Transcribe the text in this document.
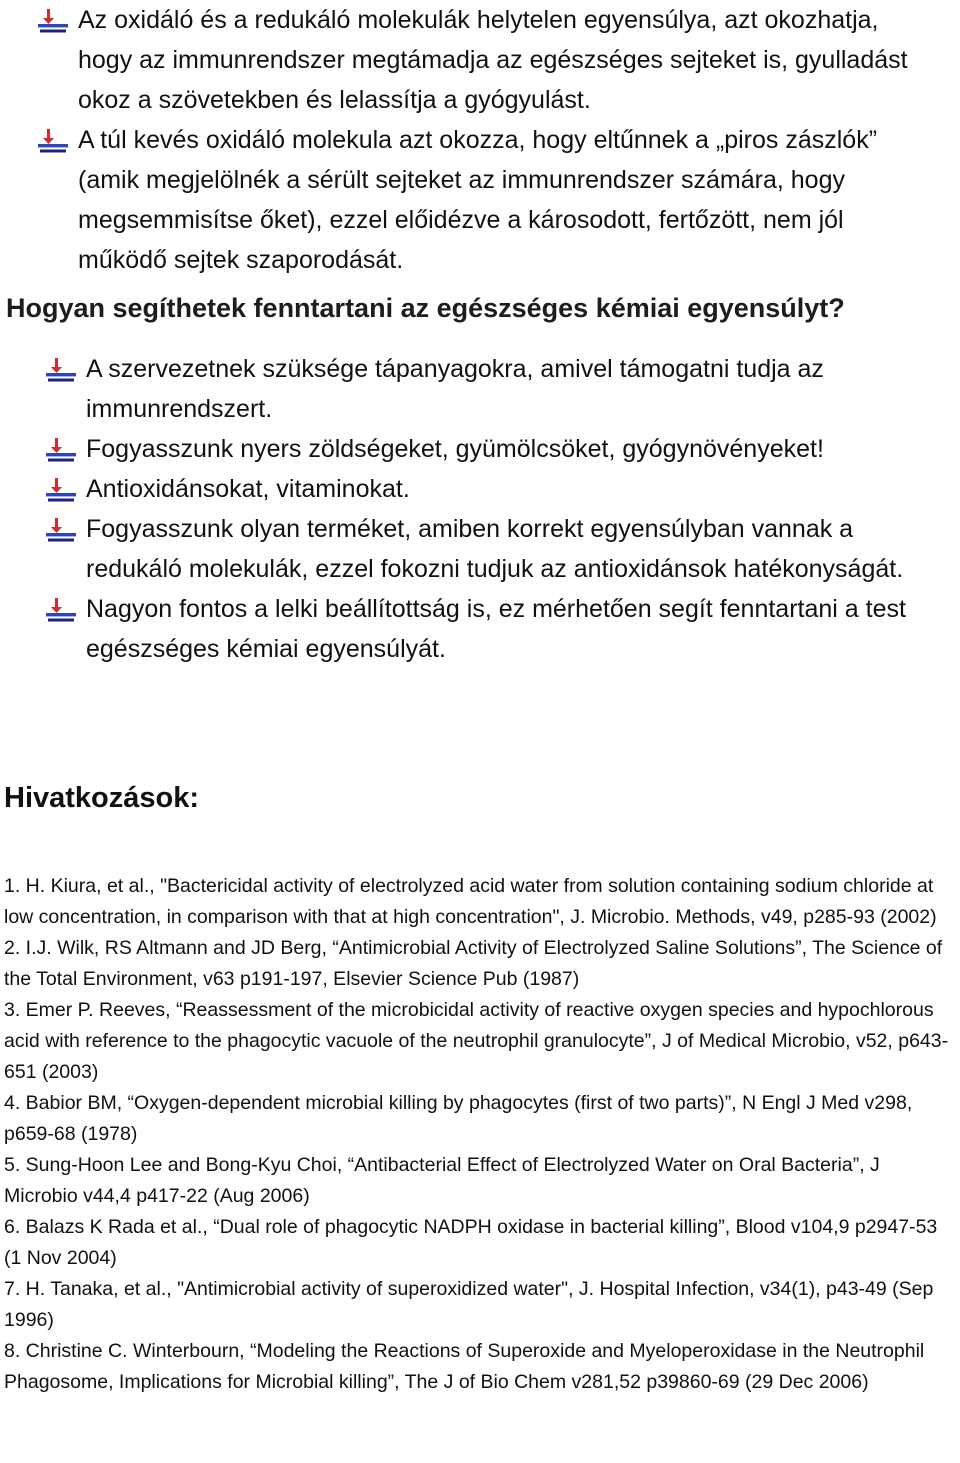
Az oxidáló és a redukáló molekulák helytelen egyensúlya, azt okozhatja, hogy az immunrendszer megtámadja az egészséges sejteket is, gyulladást okoz a szövetekben és lelassítja a gyógyulást.
A túl kevés oxidáló molekula azt okozza, hogy eltűnnek a „piros zászlók” (amik megjelölnék a sérült sejteket az immunrendszer számára, hogy megsemmisítse őket), ezzel előidézve a károsodott, fertőzött, nem jól működő sejtek szaporodását.
Hogyan segíthetek fenntartani az egészséges kémiai egyensúlyt?
A szervezetnek szüksége tápanyagokra, amivel támogatni tudja az immunrendszert.
Fogyasszunk nyers zöldségeket, gyümölcsöket, gyógynövényeket!
Antioxidánsokat, vitaminokat.
Fogyasszunk olyan terméket, amiben korrekt egyensúlyban vannak a redukáló molekulák, ezzel fokozni tudjuk az antioxidánsok hatékonyságát.
Nagyon fontos a lelki beállítottság is, ez mérhetően segít fenntartani a test egészséges kémiai egyensúlyát.
Hivatkozások:
1. H. Kiura, et al., "Bactericidal activity of electrolyzed acid water from solution containing sodium chloride at low concentration, in comparison with that at high concentration", J. Microbio. Methods, v49, p285-93 (2002)
2. I.J. Wilk, RS Altmann and JD Berg, “Antimicrobial Activity of Electrolyzed Saline Solutions”, The Science of the Total Environment, v63 p191-197, Elsevier Science Pub (1987)
3. Emer P. Reeves, “Reassessment of the microbicidal activity of reactive oxygen species and hypochlorous acid with reference to the phagocytic vacuole of the neutrophil granulocyte”, J of Medical Microbio, v52, p643-651 (2003)
4. Babior BM, “Oxygen-dependent microbial killing by phagocytes (first of two parts)”, N Engl J Med v298, p659-68 (1978)
5. Sung-Hoon Lee and Bong-Kyu Choi, “Antibacterial Effect of Electrolyzed Water on Oral Bacteria”, J Microbio v44,4 p417-22 (Aug 2006)
6. Balazs K Rada et al., “Dual role of phagocytic NADPH oxidase in bacterial killing”, Blood v104,9 p2947-53 (1 Nov 2004)
7. H. Tanaka, et al., "Antimicrobial activity of superoxidized water", J. Hospital Infection, v34(1), p43-49 (Sep 1996)
8. Christine C. Winterbourn, “Modeling the Reactions of Superoxide and Myeloperoxidase in the Neutrophil Phagosome, Implications for Microbial killing”, The J of Bio Chem v281,52 p39860-69 (29 Dec 2006)
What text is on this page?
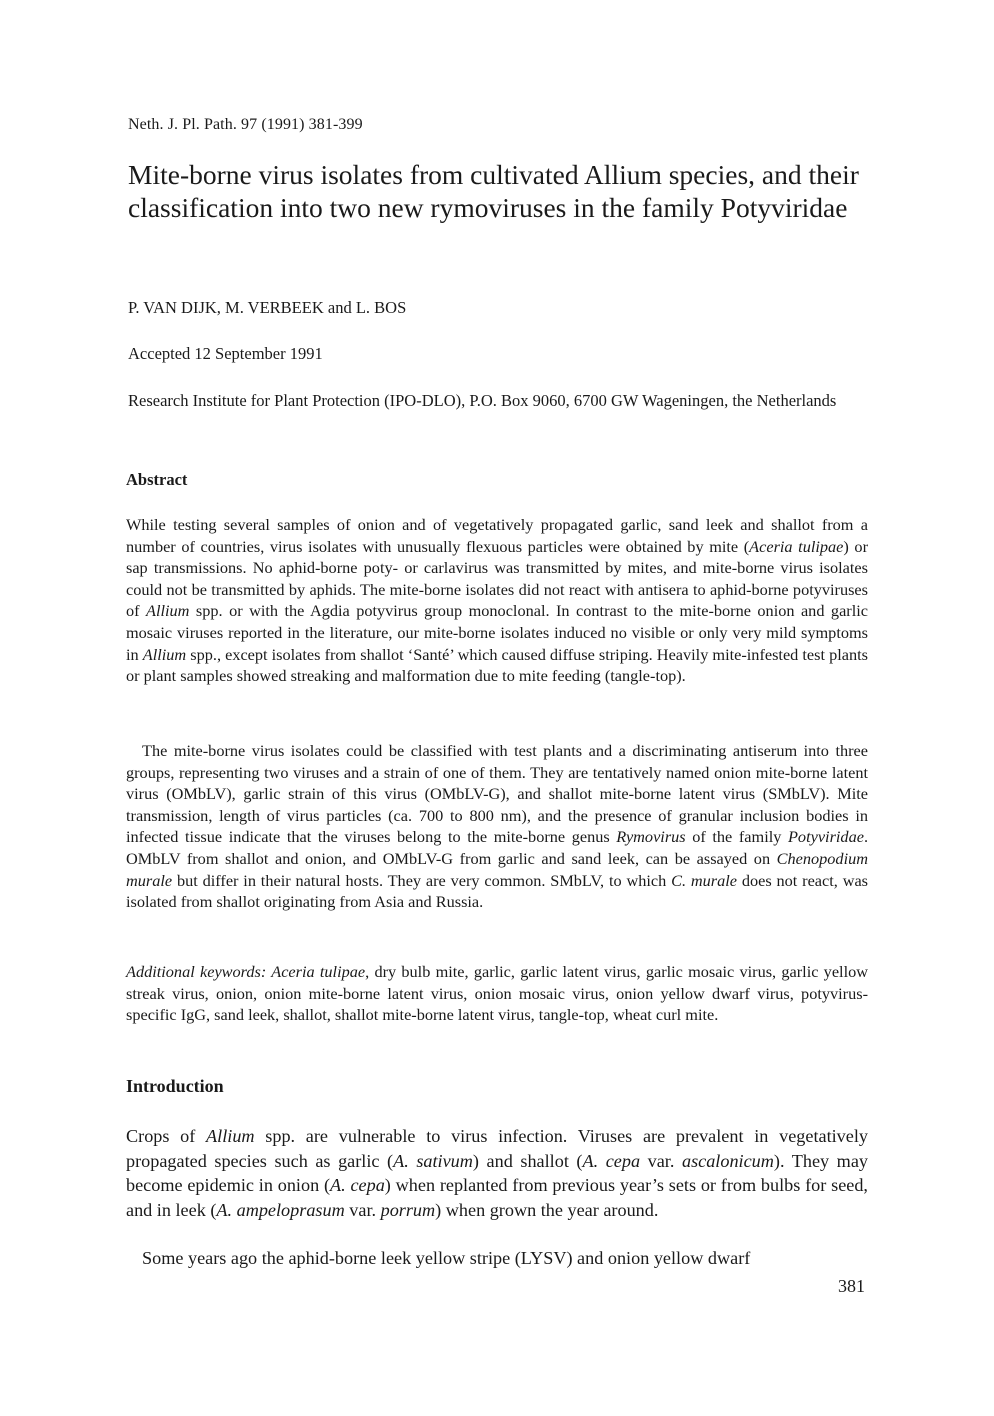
Neth. J. Pl. Path. 97 (1991) 381-399
Mite-borne virus isolates from cultivated Allium species, and their classification into two new rymoviruses in the family Potyviridae
P. VAN DIJK, M. VERBEEK and L. BOS
Accepted 12 September 1991
Research Institute for Plant Protection (IPO-DLO), P.O. Box 9060, 6700 GW Wageningen, the Netherlands
Abstract
While testing several samples of onion and of vegetatively propagated garlic, sand leek and shallot from a number of countries, virus isolates with unusually flexuous particles were obtained by mite (Aceria tulipae) or sap transmissions. No aphid-borne poty- or carlavirus was transmitted by mites, and mite-borne virus isolates could not be transmitted by aphids. The mite-borne isolates did not react with antisera to aphid-borne potyviruses of Allium spp. or with the Agdia potyvirus group monoclonal. In contrast to the mite-borne onion and garlic mosaic viruses reported in the literature, our mite-borne isolates induced no visible or only very mild symptoms in Allium spp., except isolates from shallot ‘Santé’ which caused diffuse striping. Heavily mite-infested test plants or plant samples showed streaking and malformation due to mite feeding (tangle-top).
The mite-borne virus isolates could be classified with test plants and a discriminating antiserum into three groups, representing two viruses and a strain of one of them. They are tentatively named onion mite-borne latent virus (OMbLV), garlic strain of this virus (OMbLV-G), and shallot mite-borne latent virus (SMbLV). Mite transmission, length of virus particles (ca. 700 to 800 nm), and the presence of granular inclusion bodies in infected tissue indicate that the viruses belong to the mite-borne genus Rymovirus of the family Potyviridae. OMbLV from shallot and onion, and OMbLV-G from garlic and sand leek, can be assayed on Chenopodium murale but differ in their natural hosts. They are very common. SMbLV, to which C. murale does not react, was isolated from shallot originating from Asia and Russia.
Additional keywords: Aceria tulipae, dry bulb mite, garlic, garlic latent virus, garlic mosaic virus, garlic yellow streak virus, onion, onion mite-borne latent virus, onion mosaic virus, onion yellow dwarf virus, potyvirus-specific IgG, sand leek, shallot, shallot mite-borne latent virus, tangle-top, wheat curl mite.
Introduction
Crops of Allium spp. are vulnerable to virus infection. Viruses are prevalent in vegetatively propagated species such as garlic (A. sativum) and shallot (A. cepa var. ascalonicum). They may become epidemic in onion (A. cepa) when replanted from previous year’s sets or from bulbs for seed, and in leek (A. ampeloprasum var. porrum) when grown the year around.
Some years ago the aphid-borne leek yellow stripe (LYSV) and onion yellow dwarf
381
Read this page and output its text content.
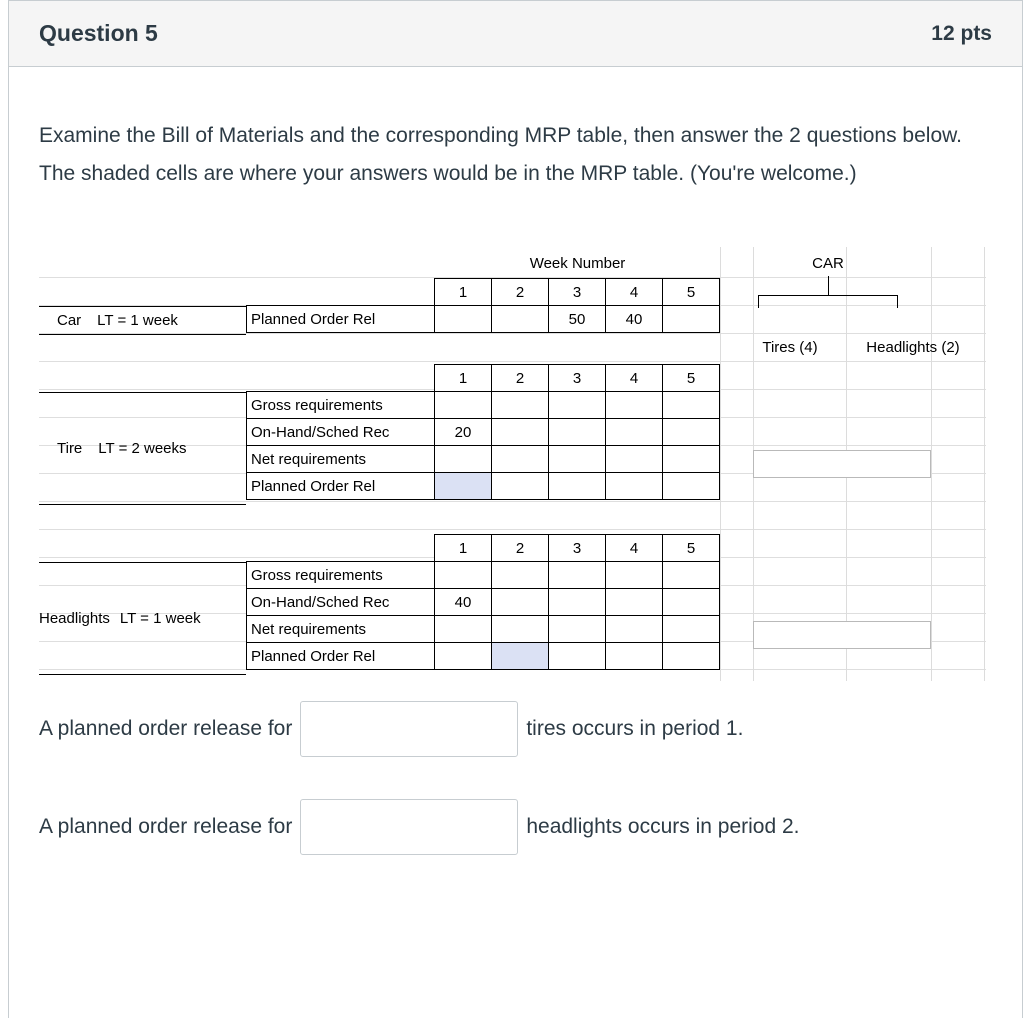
Question 5	12 pts

Examine the Bill of Materials and the corresponding MRP table, then answer the 2 questions below. The shaded cells are where your answers would be in the MRP table. (You're welcome.)

Week Number	CAR
Tires (4)	Headlights (2)
Car LT = 1 week
Tire LT = 2 weeks
Headlights LT = 1 week
	1	2	3	4	5
Planned Order Rel			50	40	
	1	2	3	4	5
Gross requirements					
On-Hand/Sched Rec	20				
Net requirements					
Planned Order Rel					
	1	2	3	4	5
Gross requirements					
On-Hand/Sched Rec	40				
Net requirements					
Planned Order Rel					
A planned order release for	tires occurs in period 1.
A planned order release for	headlights occurs in period 2.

━━━

### Task to complete
Filter the data above by the word "occurs" and copy every line that matches.

### Task answer
A planned order release for	tires occurs in period 1.
A planned order release for	headlights occurs in period 2.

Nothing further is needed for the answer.